Make a verbatim copy of the entries below; pictures stay out.

--------------------

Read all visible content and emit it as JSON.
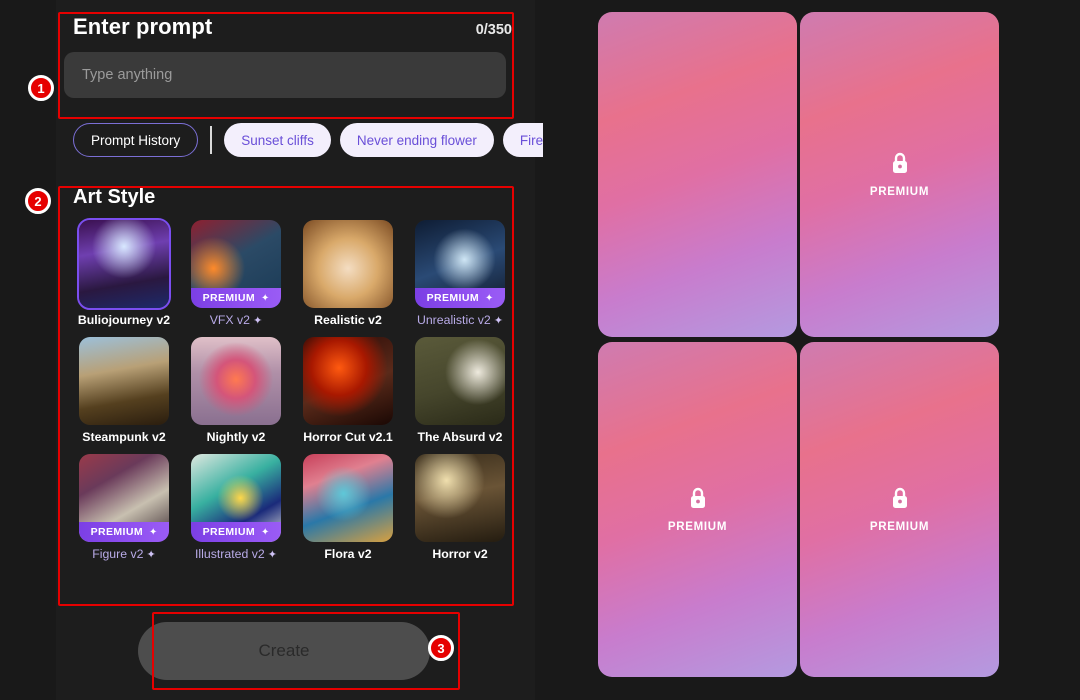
{
  "app": {
    "background_color": "#191919",
    "panel_color": "#1d1d1d",
    "accent_purple": "#7b4ef0",
    "annotation_color": "#e60000"
  },
  "prompt": {
    "title": "Enter prompt",
    "counter": "0/350",
    "input_value": "",
    "placeholder": "Type anything"
  },
  "chips": {
    "history_label": "Prompt History",
    "suggestions": [
      {
        "label": "Sunset cliffs"
      },
      {
        "label": "Never ending flower"
      },
      {
        "label": "Fire and w"
      }
    ]
  },
  "art_style": {
    "title": "Art Style",
    "items": [
      {
        "label": "Buliojourney v2",
        "premium": false,
        "selected": true,
        "star": false,
        "badge_label": "",
        "badge_star": ""
      },
      {
        "label": "VFX v2",
        "premium": true,
        "selected": false,
        "star": true,
        "badge_label": "PREMIUM",
        "badge_star": "✦"
      },
      {
        "label": "Realistic v2",
        "premium": false,
        "selected": false,
        "star": false,
        "badge_label": "",
        "badge_star": ""
      },
      {
        "label": "Unrealistic v2",
        "premium": true,
        "selected": false,
        "star": true,
        "badge_label": "PREMIUM",
        "badge_star": "✦"
      },
      {
        "label": "Steampunk v2",
        "premium": false,
        "selected": false,
        "star": false,
        "badge_label": "",
        "badge_star": ""
      },
      {
        "label": "Nightly v2",
        "premium": false,
        "selected": false,
        "star": false,
        "badge_label": "",
        "badge_star": ""
      },
      {
        "label": "Horror Cut v2.1",
        "premium": false,
        "selected": false,
        "star": false,
        "badge_label": "",
        "badge_star": ""
      },
      {
        "label": "The Absurd v2",
        "premium": false,
        "selected": false,
        "star": false,
        "badge_label": "",
        "badge_star": ""
      },
      {
        "label": "Figure v2",
        "premium": true,
        "selected": false,
        "star": true,
        "badge_label": "PREMIUM",
        "badge_star": "✦"
      },
      {
        "label": "Illustrated v2",
        "premium": true,
        "selected": false,
        "star": true,
        "badge_label": "PREMIUM",
        "badge_star": "✦"
      },
      {
        "label": "Flora v2",
        "premium": false,
        "selected": false,
        "star": false,
        "badge_label": "",
        "badge_star": ""
      },
      {
        "label": "Horror v2",
        "premium": false,
        "selected": false,
        "star": false,
        "badge_label": "",
        "badge_star": ""
      }
    ]
  },
  "create": {
    "label": "Create"
  },
  "gallery": {
    "cards": [
      {
        "premium_label": "",
        "locked": false
      },
      {
        "premium_label": "PREMIUM",
        "locked": true
      },
      {
        "premium_label": "PREMIUM",
        "locked": true
      },
      {
        "premium_label": "PREMIUM",
        "locked": true
      }
    ]
  },
  "annotations": [
    {
      "number": "1"
    },
    {
      "number": "2"
    },
    {
      "number": "3"
    }
  ]
}
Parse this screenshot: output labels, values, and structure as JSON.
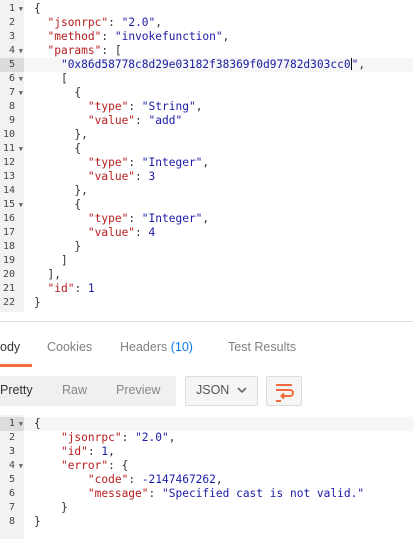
{
  "request_editor": {
    "lines": [
      {
        "n": "1",
        "fold": true,
        "html": "<span class=\"p\">{</span>"
      },
      {
        "n": "2",
        "html": "  <span class=\"k\">\"jsonrpc\"</span><span class=\"p\">: </span><span class=\"s\">\"2.0\"</span><span class=\"p\">,</span>"
      },
      {
        "n": "3",
        "html": "  <span class=\"k\">\"method\"</span><span class=\"p\">: </span><span class=\"s\">\"invokefunction\"</span><span class=\"p\">,</span>"
      },
      {
        "n": "4",
        "fold": true,
        "html": "  <span class=\"k\">\"params\"</span><span class=\"p\">: [</span>"
      },
      {
        "n": "5",
        "active": true,
        "html": "    <span class=\"s\">\"0x86d58778c8d29e03182f38369f0d97782d303cc0</span><span class=\"cursor\"></span><span class=\"s\">\"</span><span class=\"p\">,</span>"
      },
      {
        "n": "6",
        "fold": true,
        "html": "    <span class=\"p\">[</span>"
      },
      {
        "n": "7",
        "fold": true,
        "html": "      <span class=\"p\">{</span>"
      },
      {
        "n": "8",
        "html": "        <span class=\"k\">\"type\"</span><span class=\"p\">: </span><span class=\"s\">\"String\"</span><span class=\"p\">,</span>"
      },
      {
        "n": "9",
        "html": "        <span class=\"k\">\"value\"</span><span class=\"p\">: </span><span class=\"s\">\"add\"</span>"
      },
      {
        "n": "10",
        "html": "      <span class=\"p\">},</span>"
      },
      {
        "n": "11",
        "fold": true,
        "html": "      <span class=\"p\">{</span>"
      },
      {
        "n": "12",
        "html": "        <span class=\"k\">\"type\"</span><span class=\"p\">: </span><span class=\"s\">\"Integer\"</span><span class=\"p\">,</span>"
      },
      {
        "n": "13",
        "html": "        <span class=\"k\">\"value\"</span><span class=\"p\">: </span><span class=\"n\">3</span>"
      },
      {
        "n": "14",
        "html": "      <span class=\"p\">},</span>"
      },
      {
        "n": "15",
        "fold": true,
        "html": "      <span class=\"p\">{</span>"
      },
      {
        "n": "16",
        "html": "        <span class=\"k\">\"type\"</span><span class=\"p\">: </span><span class=\"s\">\"Integer\"</span><span class=\"p\">,</span>"
      },
      {
        "n": "17",
        "html": "        <span class=\"k\">\"value\"</span><span class=\"p\">: </span><span class=\"n\">4</span>"
      },
      {
        "n": "18",
        "html": "      <span class=\"p\">}</span>"
      },
      {
        "n": "19",
        "html": "    <span class=\"p\">]</span>"
      },
      {
        "n": "20",
        "html": "  <span class=\"p\">],</span>"
      },
      {
        "n": "21",
        "html": "  <span class=\"k\">\"id\"</span><span class=\"p\">: </span><span class=\"n\">1</span>"
      },
      {
        "n": "22",
        "html": "<span class=\"p\">}</span>"
      }
    ]
  },
  "tabs": {
    "body": "ody",
    "cookies": "Cookies",
    "headers": "Headers",
    "headers_count": "(10)",
    "test_results": "Test Results"
  },
  "toolbar": {
    "pretty": "Pretty",
    "raw": "Raw",
    "preview": "Preview",
    "format": "JSON",
    "wrap_icon": "wrap-lines-icon"
  },
  "response_editor": {
    "lines": [
      {
        "n": "1",
        "fold": true,
        "active": true,
        "html": "<span class=\"p\">{</span>"
      },
      {
        "n": "2",
        "html": "    <span class=\"k\">\"jsonrpc\"</span><span class=\"p\">: </span><span class=\"s\">\"2.0\"</span><span class=\"p\">,</span>"
      },
      {
        "n": "3",
        "html": "    <span class=\"k\">\"id\"</span><span class=\"p\">: </span><span class=\"n\">1</span><span class=\"p\">,</span>"
      },
      {
        "n": "4",
        "fold": true,
        "html": "    <span class=\"k\">\"error\"</span><span class=\"p\">: {</span>"
      },
      {
        "n": "5",
        "html": "        <span class=\"k\">\"code\"</span><span class=\"p\">: </span><span class=\"n\">-2147467262</span><span class=\"p\">,</span>"
      },
      {
        "n": "6",
        "html": "        <span class=\"k\">\"message\"</span><span class=\"p\">: </span><span class=\"s\">\"Specified cast is not valid.\"</span>"
      },
      {
        "n": "7",
        "html": "    <span class=\"p\">}</span>"
      },
      {
        "n": "8",
        "html": "<span class=\"p\">}</span>"
      }
    ]
  },
  "colors": {
    "accent": "#f26b3a",
    "count_blue": "#097bed",
    "key_red": "#b71c1c",
    "string_blue": "#1a1aa6"
  }
}
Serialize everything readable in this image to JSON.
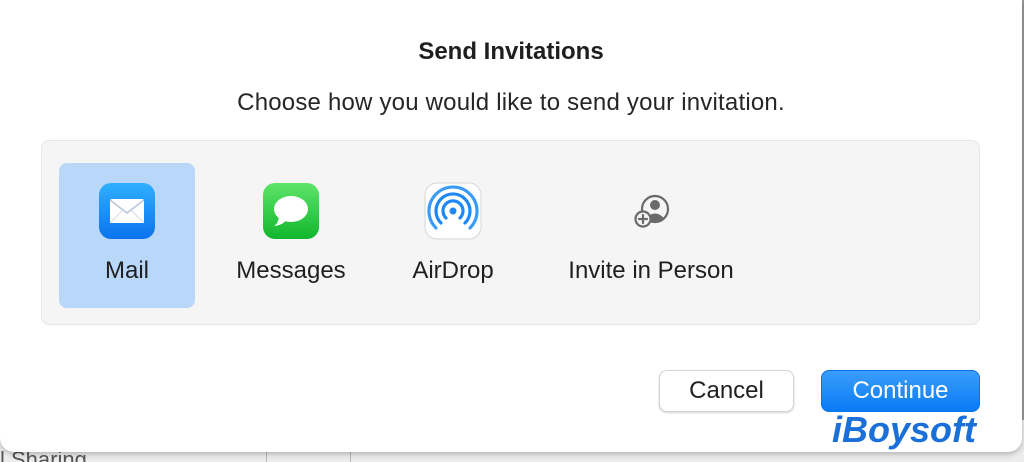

--------------------

## FINISHED ANSWER
Read all visible content and emit it as JSON.
{
  "app": {
    "background_color": "#191919",
    "panel_color": "#1d1d1d",
    "accent_purple": "#7b4ef0",
    "annotation_color": "#e60000"
  },
  "prompt": {
    "title": "Enter prompt",
    "counter": "0/350",
    "input_value": "",
    "placeholder": "Type anything"
  },
  "chips": {
    "history_label": "Prompt History",
    "suggestions": [
      {
        "label": "Sunset cliffs"
      },
      {
        "label": "Never ending flower"
      },
      {
        "label": "Fire and w"
      }
    ]
  },
  "art_style": {
    "title": "Art Style",
    "items": [
      {
        "label": "Buliojourney v2",
        "premium": false,
        "selected": true,
        "star": false,
        "badge_label": "",
        "badge_star": ""
      },
      {
        "label": "VFX v2",
        "premium": true,
        "selected": false,
        "star": true,
        "badge_label": "PREMIUM",
        "badge_star": "✦"
      },
      {
        "label": "Realistic v2",
        "premium": false,
        "selected": false,
        "star": false,
        "badge_label": "",
        "badge_star": ""
      },
      {
        "label": "Unrealistic v2",
        "premium": true,
        "selected": false,
        "star": true,
        "badge_label": "PREMIUM",
        "badge_star": "✦"
      },
      {
        "label": "Steampunk v2",
        "premium": false,
        "selected": false,
        "star": false,
        "badge_label": "",
        "badge_star": ""
      },
      {
        "label": "Nightly v2",
        "premium": false,
        "selected": false,
        "star": false,
        "badge_label": "",
        "badge_star": ""
      },
      {
        "label": "Horror Cut v2.1",
        "premium": false,
        "selected": false,
        "star": false,
        "badge_label": "",
        "badge_star": ""
      },
      {
        "label": "The Absurd v2",
        "premium": false,
        "selected": false,
        "star": false,
        "badge_label": "",
        "badge_star": ""
      },
      {
        "label": "Figure v2",
        "premium": true,
        "selected": false,
        "star": true,
        "badge_label": "PREMIUM",
        "badge_star": "✦"
      },
      {
        "label": "Illustrated v2",
        "premium": true,
        "selected": false,
        "star": true,
        "badge_label": "PREMIUM",
        "badge_star": "✦"
      },
      {
        "label": "Flora v2",
        "premium": false,
        "selected": false,
        "star": false,
        "badge_label": "",
        "badge_star": ""
      },
      {
        "label": "Horror v2",
        "premium": false,
        "selected": false,
        "star": false,
        "badge_label": "",
        "badge_star": ""
      }
    ]
  },
  "create": {
    "label": "Create"
  },
  "gallery": {
    "cards": [
      {
        "premium_label": "",
        "locked": false
      },
      {
        "premium_label": "PREMIUM",
        "locked": true
      },
      {
        "premium_label": "PREMIUM",
        "locked": true
      },
      {
        "premium_label": "PREMIUM",
        "locked": true
      }
    ]
  },
  "annotations": [
    {
      "number": "1"
    },
    {
      "number": "2"
    },
    {
      "number": "3"
    }
  ]
}
Parse this screenshot: output labels, values, and structure as JSON.
{
  "request_editor": {
    "lines": [
      {
        "n": "1",
        "fold": true,
        "html": "<span class=\"p\">{</span>"
      },
      {
        "n": "2",
        "html": "  <span class=\"k\">\"jsonrpc\"</span><span class=\"p\">: </span><span class=\"s\">\"2.0\"</span><span class=\"p\">,</span>"
      },
      {
        "n": "3",
        "html": "  <span class=\"k\">\"method\"</span><span class=\"p\">: </span><span class=\"s\">\"invokefunction\"</span><span class=\"p\">,</span>"
      },
      {
        "n": "4",
        "fold": true,
        "html": "  <span class=\"k\">\"params\"</span><span class=\"p\">: [</span>"
      },
      {
        "n": "5",
        "active": true,
        "html": "    <span class=\"s\">\"0x86d58778c8d29e03182f38369f0d97782d303cc0</span><span class=\"cursor\"></span><span class=\"s\">\"</span><span class=\"p\">,</span>"
      },
      {
        "n": "6",
        "fold": true,
        "html": "    <span class=\"p\">[</span>"
      },
      {
        "n": "7",
        "fold": true,
        "html": "      <span class=\"p\">{</span>"
      },
      {
        "n": "8",
        "html": "        <span class=\"k\">\"type\"</span><span class=\"p\">: </span><span class=\"s\">\"String\"</span><span class=\"p\">,</span>"
      },
      {
        "n": "9",
        "html": "        <span class=\"k\">\"value\"</span><span class=\"p\">: </span><span class=\"s\">\"add\"</span>"
      },
      {
        "n": "10",
        "html": "      <span class=\"p\">},</span>"
      },
      {
        "n": "11",
        "fold": true,
        "html": "      <span class=\"p\">{</span>"
      },
      {
        "n": "12",
        "html": "        <span class=\"k\">\"type\"</span><span class=\"p\">: </span><span class=\"s\">\"Integer\"</span><span class=\"p\">,</span>"
      },
      {
        "n": "13",
        "html": "        <span class=\"k\">\"value\"</span><span class=\"p\">: </span><span class=\"n\">3</span>"
      },
      {
        "n": "14",
        "html": "      <span class=\"p\">},</span>"
      },
      {
        "n": "15",
        "fold": true,
        "html": "      <span class=\"p\">{</span>"
      },
      {
        "n": "16",
        "html": "        <span class=\"k\">\"type\"</span><span class=\"p\">: </span><span class=\"s\">\"Integer\"</span><span class=\"p\">,</span>"
      },
      {
        "n": "17",
        "html": "        <span class=\"k\">\"value\"</span><span class=\"p\">: </span><span class=\"n\">4</span>"
      },
      {
        "n": "18",
        "html": "      <span class=\"p\">}</span>"
      },
      {
        "n": "19",
        "html": "    <span class=\"p\">]</span>"
      },
      {
        "n": "20",
        "html": "  <span class=\"p\">],</span>"
      },
      {
        "n": "21",
        "html": "  <span class=\"k\">\"id\"</span><span class=\"p\">: </span><span class=\"n\">1</span>"
      },
      {
        "n": "22",
        "html": "<span class=\"p\">}</span>"
      }
    ]
  },
  "tabs": {
    "body": "ody",
    "cookies": "Cookies",
    "headers": "Headers",
    "headers_count": "(10)",
    "test_results": "Test Results"
  },
  "toolbar": {
    "pretty": "Pretty",
    "raw": "Raw",
    "preview": "Preview",
    "format": "JSON",
    "wrap_icon": "wrap-lines-icon"
  },
  "response_editor": {
    "lines": [
      {
        "n": "1",
        "fold": true,
        "active": true,
        "html": "<span class=\"p\">{</span>"
      },
      {
        "n": "2",
        "html": "    <span class=\"k\">\"jsonrpc\"</span><span class=\"p\">: </span><span class=\"s\">\"2.0\"</span><span class=\"p\">,</span>"
      },
      {
        "n": "3",
        "html": "    <span class=\"k\">\"id\"</span><span class=\"p\">: </span><span class=\"n\">1</span><span class=\"p\">,</span>"
      },
      {
        "n": "4",
        "fold": true,
        "html": "    <span class=\"k\">\"error\"</span><span class=\"p\">: {</span>"
      },
      {
        "n": "5",
        "html": "        <span class=\"k\">\"code\"</span><span class=\"p\">: </span><span class=\"n\">-2147467262</span><span class=\"p\">,</span>"
      },
      {
        "n": "6",
        "html": "        <span class=\"k\">\"message\"</span><span class=\"p\">: </span><span class=\"s\">\"Specified cast is not valid.\"</span>"
      },
      {
        "n": "7",
        "html": "    <span class=\"p\">}</span>"
      },
      {
        "n": "8",
        "html": "<span class=\"p\">}</span>"
      }
    ]
  },
  "colors": {
    "accent": "#f26b3a",
    "count_blue": "#097bed",
    "key_red": "#b71c1c",
    "string_blue": "#1a1aa6"
  }
}
Serialize everything readable in this image to JSON.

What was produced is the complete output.